_EXERCISE DIRECTIONS:_ Only the number is wanted: how many lines of the data contain "type"?
═════ AVAILABLE DATA
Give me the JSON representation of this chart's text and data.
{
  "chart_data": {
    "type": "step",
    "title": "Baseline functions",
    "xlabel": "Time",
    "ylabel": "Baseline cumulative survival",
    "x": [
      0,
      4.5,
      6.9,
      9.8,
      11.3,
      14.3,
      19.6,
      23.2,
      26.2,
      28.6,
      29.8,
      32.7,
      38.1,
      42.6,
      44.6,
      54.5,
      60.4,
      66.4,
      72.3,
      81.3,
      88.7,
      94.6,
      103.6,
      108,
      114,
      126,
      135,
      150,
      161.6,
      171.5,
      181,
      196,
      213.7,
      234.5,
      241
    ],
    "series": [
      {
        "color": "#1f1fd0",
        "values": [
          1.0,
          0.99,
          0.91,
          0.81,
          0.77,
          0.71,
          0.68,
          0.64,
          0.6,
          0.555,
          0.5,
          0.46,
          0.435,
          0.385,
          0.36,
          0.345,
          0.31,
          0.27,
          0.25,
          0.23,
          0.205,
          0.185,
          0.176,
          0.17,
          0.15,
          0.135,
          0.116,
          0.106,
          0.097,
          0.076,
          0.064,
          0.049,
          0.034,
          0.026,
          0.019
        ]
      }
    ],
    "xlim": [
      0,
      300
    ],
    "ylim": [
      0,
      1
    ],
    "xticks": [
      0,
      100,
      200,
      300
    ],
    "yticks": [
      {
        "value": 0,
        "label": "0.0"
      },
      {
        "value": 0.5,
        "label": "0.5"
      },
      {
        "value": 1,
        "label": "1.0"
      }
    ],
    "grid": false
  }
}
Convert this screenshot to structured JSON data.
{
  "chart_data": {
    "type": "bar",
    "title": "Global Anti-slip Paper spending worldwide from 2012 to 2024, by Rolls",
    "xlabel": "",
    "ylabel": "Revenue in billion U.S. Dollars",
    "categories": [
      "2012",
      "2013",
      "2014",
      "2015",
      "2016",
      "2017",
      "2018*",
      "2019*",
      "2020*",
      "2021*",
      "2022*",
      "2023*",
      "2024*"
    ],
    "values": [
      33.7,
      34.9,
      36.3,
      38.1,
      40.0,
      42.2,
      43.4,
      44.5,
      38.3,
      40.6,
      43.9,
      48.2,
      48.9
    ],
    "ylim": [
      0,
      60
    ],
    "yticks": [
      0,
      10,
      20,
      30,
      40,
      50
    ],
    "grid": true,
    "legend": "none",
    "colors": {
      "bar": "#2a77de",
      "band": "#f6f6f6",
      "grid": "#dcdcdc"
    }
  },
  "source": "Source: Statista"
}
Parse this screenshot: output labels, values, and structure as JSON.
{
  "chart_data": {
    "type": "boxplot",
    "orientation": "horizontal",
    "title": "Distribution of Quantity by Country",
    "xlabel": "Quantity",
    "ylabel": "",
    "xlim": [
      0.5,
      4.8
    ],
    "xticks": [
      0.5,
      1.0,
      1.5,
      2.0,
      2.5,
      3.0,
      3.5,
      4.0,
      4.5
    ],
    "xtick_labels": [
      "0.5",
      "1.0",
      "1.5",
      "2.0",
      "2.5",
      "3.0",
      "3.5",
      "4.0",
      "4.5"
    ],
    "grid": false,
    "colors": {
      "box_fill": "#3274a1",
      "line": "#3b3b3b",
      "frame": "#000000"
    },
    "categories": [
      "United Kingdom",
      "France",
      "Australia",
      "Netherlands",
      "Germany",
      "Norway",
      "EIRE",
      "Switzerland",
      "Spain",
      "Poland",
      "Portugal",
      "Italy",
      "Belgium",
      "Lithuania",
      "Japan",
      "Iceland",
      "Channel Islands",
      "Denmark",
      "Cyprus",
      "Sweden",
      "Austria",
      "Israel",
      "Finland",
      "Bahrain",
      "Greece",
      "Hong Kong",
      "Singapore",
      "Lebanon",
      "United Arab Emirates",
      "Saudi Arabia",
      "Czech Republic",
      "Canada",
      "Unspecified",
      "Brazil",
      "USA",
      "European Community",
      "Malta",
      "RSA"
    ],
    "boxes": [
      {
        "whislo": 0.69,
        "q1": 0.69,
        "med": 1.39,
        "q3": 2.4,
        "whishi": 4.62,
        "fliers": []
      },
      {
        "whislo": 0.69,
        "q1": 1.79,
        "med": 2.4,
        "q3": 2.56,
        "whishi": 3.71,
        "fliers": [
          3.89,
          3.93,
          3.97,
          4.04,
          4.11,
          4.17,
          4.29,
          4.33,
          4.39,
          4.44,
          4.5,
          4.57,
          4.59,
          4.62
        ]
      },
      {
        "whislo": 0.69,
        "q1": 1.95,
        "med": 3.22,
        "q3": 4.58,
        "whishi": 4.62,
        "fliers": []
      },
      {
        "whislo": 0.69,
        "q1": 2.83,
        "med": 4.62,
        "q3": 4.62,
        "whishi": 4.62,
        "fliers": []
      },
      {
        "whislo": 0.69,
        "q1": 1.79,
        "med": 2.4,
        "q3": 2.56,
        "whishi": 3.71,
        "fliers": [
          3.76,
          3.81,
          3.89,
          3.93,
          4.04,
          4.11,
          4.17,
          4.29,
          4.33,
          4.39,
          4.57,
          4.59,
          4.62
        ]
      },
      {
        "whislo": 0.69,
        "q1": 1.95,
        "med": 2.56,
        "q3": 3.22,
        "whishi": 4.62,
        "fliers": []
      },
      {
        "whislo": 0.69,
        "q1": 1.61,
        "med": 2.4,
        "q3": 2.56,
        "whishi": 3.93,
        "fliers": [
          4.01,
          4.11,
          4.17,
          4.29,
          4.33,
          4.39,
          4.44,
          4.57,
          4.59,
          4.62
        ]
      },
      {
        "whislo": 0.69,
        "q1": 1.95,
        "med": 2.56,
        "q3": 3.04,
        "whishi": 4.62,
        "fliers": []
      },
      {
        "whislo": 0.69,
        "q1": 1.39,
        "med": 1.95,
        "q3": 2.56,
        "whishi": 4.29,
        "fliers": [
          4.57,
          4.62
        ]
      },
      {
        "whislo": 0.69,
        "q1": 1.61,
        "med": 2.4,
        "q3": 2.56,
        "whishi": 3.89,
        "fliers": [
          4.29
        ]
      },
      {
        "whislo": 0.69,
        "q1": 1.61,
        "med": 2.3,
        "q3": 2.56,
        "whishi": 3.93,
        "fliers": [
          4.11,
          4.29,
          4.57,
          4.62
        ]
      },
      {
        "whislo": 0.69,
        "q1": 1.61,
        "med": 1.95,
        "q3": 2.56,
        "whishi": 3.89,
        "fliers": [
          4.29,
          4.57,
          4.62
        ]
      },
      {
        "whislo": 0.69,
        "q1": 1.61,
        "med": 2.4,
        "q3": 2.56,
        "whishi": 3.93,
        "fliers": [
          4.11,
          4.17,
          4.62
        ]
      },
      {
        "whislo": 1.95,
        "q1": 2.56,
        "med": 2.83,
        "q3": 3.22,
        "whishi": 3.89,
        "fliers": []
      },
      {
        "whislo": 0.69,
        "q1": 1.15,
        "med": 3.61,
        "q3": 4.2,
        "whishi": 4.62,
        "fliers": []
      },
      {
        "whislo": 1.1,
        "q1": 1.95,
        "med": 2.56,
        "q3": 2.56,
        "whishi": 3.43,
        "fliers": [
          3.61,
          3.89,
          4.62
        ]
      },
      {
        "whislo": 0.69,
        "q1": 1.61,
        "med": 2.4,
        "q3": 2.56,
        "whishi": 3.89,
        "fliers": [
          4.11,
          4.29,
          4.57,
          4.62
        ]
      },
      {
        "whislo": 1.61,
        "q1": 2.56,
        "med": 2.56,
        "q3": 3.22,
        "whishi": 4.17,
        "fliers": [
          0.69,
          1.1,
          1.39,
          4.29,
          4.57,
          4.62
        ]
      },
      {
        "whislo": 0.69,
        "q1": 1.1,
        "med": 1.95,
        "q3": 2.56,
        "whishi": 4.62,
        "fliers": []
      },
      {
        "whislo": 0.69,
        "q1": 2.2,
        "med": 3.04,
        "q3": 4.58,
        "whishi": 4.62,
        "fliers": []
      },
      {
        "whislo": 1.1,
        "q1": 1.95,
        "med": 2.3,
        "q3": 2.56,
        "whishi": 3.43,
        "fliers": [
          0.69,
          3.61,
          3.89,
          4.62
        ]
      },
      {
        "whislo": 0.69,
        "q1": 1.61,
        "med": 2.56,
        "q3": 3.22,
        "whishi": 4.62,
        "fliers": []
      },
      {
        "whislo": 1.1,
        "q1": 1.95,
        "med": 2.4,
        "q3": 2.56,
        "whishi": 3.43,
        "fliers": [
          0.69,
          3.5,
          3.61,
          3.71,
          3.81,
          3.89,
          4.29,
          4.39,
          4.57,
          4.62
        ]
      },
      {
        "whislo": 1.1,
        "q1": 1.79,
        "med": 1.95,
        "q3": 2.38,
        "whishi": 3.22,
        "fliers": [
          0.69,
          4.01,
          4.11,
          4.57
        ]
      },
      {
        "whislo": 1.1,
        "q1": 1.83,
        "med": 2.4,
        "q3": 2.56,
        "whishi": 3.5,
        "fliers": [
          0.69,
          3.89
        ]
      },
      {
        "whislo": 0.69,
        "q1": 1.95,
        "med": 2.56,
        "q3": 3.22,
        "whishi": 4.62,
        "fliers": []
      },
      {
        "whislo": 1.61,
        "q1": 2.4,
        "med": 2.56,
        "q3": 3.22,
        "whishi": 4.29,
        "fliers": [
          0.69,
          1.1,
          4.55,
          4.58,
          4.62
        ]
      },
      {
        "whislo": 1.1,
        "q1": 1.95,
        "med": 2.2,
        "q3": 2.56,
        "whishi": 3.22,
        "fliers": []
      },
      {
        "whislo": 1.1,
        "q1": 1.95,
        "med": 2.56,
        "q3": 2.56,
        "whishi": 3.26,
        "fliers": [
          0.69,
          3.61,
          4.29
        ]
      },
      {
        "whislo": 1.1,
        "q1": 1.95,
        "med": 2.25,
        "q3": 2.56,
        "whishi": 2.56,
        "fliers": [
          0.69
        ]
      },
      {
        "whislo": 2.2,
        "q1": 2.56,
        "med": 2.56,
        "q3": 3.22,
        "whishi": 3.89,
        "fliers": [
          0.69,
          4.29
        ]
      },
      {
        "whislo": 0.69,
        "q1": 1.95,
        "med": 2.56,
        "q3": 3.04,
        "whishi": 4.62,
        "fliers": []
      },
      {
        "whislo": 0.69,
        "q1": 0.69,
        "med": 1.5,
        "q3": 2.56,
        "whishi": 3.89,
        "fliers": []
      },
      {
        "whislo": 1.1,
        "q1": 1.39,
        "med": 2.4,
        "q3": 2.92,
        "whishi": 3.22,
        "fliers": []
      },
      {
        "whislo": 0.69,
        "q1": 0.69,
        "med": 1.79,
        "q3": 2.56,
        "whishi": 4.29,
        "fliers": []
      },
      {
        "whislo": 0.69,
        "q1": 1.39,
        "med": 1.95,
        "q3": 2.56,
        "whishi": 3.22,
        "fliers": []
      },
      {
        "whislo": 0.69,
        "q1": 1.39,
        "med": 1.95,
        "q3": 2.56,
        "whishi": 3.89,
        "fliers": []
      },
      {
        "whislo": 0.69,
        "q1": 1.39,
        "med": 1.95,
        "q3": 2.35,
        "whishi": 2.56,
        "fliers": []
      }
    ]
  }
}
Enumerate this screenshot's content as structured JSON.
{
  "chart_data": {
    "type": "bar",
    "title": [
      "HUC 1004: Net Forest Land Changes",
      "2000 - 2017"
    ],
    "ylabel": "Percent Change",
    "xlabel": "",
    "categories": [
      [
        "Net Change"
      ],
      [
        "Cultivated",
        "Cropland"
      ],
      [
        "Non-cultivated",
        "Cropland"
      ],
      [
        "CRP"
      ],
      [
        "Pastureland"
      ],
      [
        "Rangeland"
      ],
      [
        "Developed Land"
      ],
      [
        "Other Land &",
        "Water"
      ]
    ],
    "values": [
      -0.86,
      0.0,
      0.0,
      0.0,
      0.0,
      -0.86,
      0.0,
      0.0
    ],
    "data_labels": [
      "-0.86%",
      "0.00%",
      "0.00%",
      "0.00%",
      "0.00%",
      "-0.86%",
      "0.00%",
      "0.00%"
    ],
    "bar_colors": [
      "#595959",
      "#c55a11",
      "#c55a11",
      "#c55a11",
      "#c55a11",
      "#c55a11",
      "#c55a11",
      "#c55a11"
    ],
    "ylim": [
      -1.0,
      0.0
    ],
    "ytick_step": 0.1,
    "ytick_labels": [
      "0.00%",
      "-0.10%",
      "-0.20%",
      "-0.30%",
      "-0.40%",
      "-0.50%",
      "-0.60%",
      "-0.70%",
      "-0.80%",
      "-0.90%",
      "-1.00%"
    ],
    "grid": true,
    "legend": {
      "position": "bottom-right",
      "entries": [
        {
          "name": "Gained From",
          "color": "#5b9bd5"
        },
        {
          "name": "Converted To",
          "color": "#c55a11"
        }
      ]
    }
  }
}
══════════
_ANSWER FOR THE TASK:_ 4